(Stored items from a collection)
-----
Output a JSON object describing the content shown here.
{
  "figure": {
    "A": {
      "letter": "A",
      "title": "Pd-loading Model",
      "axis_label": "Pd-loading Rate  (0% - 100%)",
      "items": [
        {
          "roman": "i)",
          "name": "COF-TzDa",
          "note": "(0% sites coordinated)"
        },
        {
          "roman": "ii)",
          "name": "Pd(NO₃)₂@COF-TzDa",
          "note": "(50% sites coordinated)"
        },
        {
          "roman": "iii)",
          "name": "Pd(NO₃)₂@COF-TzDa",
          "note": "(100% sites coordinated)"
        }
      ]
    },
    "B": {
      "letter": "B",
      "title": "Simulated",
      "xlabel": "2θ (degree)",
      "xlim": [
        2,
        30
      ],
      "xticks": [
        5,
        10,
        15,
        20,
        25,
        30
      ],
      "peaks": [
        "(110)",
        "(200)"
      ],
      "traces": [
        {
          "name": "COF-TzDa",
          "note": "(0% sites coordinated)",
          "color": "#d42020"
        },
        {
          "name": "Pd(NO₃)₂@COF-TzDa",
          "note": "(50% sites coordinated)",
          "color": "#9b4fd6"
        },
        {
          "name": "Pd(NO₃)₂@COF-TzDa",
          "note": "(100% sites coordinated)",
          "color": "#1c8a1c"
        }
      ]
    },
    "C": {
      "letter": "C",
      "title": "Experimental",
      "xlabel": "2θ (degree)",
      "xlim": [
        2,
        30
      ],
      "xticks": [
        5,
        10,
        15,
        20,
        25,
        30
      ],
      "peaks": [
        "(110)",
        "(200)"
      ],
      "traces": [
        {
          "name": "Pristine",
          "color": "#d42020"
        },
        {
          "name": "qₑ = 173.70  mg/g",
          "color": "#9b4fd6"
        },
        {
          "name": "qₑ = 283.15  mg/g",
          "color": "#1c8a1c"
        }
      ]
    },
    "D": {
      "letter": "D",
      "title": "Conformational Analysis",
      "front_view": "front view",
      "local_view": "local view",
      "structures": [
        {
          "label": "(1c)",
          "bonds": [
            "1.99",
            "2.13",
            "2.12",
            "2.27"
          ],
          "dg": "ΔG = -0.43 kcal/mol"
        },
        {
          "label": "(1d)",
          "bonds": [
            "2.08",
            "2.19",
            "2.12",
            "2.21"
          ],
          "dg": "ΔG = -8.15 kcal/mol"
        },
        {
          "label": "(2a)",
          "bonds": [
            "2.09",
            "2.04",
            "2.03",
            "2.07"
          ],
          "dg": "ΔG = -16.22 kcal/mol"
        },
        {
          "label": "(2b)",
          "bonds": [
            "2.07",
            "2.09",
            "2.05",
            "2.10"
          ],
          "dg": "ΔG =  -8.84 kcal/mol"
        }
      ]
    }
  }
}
-----
## WHAT IS BEING ASKED
Locate all lines holding the word "view", then copy them out.

## ANSWER BELOW
      "front_view": "front view",
      "local_view": "local view",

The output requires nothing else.